**SUPPLIED RECORDS:**

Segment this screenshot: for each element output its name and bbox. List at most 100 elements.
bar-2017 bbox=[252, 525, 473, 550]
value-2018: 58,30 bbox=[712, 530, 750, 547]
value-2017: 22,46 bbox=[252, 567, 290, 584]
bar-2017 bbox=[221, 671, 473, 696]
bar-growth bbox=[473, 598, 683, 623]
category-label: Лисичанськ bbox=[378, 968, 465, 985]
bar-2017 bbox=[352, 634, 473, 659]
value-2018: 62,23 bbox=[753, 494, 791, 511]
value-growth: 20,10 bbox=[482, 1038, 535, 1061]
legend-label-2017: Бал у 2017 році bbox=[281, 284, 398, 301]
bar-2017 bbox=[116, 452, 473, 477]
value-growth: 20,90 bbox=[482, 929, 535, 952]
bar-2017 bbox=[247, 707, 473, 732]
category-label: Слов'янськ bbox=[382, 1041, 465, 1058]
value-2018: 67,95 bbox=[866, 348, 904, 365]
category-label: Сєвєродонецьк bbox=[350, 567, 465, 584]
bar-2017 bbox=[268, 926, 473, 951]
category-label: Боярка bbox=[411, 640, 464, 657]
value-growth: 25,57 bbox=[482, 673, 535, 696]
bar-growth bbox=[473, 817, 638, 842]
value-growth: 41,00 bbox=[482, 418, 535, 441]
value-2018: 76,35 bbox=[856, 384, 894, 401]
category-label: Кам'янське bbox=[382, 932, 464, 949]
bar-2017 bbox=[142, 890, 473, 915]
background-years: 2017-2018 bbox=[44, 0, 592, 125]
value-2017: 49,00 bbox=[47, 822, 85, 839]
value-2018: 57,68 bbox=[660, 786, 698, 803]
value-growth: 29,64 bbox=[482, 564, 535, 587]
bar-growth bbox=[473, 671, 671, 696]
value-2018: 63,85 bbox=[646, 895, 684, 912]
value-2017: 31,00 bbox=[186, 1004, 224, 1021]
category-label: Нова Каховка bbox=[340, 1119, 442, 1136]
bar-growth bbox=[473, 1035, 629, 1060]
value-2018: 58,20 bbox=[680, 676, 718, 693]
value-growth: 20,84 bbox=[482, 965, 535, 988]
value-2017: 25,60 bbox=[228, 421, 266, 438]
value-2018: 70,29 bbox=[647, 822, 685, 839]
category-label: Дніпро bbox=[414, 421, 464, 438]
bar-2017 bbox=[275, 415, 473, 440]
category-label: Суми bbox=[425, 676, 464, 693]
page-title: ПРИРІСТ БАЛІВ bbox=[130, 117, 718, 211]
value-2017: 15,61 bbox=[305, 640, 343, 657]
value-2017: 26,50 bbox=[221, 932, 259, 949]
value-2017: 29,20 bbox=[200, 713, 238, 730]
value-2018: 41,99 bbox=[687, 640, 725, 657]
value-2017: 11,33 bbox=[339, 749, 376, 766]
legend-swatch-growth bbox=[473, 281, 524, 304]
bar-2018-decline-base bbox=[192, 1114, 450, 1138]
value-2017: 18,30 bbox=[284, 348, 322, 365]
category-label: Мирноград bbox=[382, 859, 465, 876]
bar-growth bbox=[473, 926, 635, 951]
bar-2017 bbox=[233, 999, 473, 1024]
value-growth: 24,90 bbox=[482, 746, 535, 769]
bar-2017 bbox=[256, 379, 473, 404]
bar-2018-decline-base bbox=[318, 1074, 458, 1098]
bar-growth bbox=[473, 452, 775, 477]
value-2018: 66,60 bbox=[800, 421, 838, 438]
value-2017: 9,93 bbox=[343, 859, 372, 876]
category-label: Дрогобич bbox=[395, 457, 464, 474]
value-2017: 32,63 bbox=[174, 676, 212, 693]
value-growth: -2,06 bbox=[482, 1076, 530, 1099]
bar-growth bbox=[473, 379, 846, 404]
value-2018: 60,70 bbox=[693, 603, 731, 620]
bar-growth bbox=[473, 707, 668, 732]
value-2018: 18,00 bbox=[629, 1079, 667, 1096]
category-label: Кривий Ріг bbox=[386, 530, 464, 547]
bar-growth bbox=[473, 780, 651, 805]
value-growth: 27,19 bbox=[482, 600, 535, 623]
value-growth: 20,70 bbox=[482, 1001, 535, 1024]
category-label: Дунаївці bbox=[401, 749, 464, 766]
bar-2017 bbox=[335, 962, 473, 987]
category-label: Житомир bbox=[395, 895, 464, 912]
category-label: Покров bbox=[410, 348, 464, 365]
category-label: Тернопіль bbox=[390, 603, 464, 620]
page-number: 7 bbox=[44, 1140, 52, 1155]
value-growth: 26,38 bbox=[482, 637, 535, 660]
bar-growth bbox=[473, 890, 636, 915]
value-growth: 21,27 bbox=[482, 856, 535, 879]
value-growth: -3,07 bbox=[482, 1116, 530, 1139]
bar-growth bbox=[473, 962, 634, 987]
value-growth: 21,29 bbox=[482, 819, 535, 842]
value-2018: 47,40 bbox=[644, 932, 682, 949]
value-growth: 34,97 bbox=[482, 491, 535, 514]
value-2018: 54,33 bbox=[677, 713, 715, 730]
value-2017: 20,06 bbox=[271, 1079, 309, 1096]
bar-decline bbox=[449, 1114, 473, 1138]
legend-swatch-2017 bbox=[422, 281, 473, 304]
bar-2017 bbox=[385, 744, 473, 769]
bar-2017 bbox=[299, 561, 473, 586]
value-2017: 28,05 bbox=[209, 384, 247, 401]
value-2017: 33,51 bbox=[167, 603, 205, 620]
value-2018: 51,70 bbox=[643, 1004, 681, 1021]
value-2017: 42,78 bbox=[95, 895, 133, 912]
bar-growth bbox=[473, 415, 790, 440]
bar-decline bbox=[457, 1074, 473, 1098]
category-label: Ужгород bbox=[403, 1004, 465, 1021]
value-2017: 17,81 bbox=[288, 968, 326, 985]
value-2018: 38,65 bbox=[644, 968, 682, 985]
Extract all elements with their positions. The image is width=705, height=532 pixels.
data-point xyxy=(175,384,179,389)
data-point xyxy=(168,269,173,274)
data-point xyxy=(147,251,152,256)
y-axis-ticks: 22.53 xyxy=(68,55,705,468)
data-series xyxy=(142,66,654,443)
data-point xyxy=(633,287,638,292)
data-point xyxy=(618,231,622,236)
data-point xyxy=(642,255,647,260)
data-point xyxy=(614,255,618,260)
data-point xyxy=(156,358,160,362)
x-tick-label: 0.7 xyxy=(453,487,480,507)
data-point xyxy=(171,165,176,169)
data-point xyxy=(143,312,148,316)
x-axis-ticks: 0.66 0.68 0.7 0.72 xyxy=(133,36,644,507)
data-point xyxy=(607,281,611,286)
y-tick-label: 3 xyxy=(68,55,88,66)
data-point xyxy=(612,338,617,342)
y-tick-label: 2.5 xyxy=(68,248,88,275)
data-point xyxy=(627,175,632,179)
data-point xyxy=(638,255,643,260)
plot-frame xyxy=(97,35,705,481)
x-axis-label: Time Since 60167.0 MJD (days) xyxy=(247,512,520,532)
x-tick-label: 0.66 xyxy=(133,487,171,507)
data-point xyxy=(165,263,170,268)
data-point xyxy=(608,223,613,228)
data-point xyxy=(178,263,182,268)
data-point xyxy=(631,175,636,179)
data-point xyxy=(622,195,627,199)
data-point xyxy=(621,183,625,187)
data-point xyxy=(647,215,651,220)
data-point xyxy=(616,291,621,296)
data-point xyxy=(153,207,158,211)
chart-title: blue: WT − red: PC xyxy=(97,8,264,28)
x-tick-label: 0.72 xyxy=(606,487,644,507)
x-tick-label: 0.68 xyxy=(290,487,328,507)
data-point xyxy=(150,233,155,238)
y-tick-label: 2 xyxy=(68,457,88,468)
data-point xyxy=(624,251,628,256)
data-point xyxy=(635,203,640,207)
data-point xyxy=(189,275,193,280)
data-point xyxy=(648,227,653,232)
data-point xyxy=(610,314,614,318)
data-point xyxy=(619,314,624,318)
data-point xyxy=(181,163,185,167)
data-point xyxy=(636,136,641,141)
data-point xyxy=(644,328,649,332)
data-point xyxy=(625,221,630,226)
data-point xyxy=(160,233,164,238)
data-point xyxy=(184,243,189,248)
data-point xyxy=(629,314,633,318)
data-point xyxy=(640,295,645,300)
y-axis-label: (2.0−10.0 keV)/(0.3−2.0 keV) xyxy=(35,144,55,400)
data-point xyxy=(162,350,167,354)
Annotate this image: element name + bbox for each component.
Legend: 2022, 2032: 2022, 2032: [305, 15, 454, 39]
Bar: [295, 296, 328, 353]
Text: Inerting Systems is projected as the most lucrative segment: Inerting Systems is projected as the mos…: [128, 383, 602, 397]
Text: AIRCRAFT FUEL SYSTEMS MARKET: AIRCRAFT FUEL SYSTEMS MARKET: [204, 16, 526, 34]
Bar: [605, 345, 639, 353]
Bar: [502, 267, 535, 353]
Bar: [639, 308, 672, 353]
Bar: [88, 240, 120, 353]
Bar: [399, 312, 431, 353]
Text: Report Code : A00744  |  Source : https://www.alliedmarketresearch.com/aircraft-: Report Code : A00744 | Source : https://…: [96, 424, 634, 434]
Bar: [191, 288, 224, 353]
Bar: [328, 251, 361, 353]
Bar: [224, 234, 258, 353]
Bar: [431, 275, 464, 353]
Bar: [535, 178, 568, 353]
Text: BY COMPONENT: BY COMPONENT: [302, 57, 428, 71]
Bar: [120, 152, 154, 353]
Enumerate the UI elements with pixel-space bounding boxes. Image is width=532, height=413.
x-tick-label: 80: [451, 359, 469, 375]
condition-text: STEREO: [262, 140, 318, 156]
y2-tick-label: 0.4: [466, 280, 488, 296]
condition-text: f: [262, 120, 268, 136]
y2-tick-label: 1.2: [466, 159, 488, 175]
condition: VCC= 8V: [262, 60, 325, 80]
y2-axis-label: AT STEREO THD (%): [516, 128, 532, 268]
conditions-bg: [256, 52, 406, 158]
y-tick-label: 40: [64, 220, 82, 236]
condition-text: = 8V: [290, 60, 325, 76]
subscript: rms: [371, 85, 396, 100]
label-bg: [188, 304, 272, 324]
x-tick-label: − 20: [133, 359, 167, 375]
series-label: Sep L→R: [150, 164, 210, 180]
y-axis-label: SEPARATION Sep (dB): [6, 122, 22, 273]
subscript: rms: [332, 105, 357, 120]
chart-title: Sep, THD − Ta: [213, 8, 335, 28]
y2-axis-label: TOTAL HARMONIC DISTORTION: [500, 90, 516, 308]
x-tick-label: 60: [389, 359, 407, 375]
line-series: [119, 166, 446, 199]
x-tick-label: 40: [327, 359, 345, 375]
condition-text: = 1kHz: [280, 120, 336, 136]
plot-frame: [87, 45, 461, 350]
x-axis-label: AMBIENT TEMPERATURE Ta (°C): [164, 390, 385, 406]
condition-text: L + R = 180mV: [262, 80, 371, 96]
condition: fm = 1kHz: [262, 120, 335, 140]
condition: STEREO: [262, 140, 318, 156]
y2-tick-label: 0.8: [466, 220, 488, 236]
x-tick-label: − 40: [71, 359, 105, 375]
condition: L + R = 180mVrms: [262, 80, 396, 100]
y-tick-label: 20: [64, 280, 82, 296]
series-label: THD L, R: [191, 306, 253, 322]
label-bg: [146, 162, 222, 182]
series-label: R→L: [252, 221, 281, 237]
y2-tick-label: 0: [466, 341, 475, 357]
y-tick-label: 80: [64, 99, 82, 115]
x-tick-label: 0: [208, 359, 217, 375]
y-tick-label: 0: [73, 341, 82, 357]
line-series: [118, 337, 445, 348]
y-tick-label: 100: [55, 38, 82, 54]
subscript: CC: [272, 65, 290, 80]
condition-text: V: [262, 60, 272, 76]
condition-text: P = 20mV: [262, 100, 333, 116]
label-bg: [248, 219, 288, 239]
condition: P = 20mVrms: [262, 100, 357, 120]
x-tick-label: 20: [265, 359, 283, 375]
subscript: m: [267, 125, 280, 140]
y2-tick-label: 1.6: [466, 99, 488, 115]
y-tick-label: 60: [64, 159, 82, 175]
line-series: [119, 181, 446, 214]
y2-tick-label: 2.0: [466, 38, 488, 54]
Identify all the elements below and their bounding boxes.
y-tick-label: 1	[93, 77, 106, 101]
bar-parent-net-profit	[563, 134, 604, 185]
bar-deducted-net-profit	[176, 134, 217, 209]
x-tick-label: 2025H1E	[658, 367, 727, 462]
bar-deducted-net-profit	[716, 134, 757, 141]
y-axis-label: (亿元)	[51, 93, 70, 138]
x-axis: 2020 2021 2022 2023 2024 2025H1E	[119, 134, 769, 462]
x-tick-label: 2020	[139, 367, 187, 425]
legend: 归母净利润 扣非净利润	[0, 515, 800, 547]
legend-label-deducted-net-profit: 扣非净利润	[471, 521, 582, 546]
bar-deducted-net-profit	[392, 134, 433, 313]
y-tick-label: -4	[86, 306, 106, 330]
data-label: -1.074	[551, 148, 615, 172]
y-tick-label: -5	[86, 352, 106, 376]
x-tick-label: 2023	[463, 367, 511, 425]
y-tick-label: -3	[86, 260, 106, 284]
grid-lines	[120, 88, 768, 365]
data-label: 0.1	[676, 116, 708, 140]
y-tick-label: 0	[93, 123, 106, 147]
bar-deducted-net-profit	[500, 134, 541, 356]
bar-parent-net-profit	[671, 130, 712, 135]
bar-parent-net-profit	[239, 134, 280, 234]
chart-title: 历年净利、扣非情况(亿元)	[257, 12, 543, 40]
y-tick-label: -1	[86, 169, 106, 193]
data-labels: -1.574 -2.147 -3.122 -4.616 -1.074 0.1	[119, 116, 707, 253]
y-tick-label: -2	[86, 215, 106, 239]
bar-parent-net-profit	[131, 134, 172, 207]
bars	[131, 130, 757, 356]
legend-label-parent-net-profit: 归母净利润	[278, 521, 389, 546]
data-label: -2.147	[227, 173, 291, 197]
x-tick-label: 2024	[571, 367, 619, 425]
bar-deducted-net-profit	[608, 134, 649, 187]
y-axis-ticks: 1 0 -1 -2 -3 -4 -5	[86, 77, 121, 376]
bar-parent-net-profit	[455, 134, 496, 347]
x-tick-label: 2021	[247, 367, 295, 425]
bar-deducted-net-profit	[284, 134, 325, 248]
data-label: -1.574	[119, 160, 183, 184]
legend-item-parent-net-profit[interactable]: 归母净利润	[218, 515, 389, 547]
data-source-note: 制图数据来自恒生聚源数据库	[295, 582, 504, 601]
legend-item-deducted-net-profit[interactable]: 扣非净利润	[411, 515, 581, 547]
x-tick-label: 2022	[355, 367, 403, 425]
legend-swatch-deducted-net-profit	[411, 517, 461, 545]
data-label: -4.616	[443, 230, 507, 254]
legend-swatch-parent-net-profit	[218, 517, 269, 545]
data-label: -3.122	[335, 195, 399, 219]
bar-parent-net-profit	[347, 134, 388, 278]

**WHAT IS BEING ASKED:**
Copy out everything from the start of the records down to the line containing "bar-growth bbox=[473, 598, 683, 623]", including that line.

**REPLY TO THE TASK:**
Segment this screenshot: for each element output its name and bbox. List at most 100 elements.
bar-2017 bbox=[252, 525, 473, 550]
value-2018: 58,30 bbox=[712, 530, 750, 547]
value-2017: 22,46 bbox=[252, 567, 290, 584]
bar-2017 bbox=[221, 671, 473, 696]
bar-growth bbox=[473, 598, 683, 623]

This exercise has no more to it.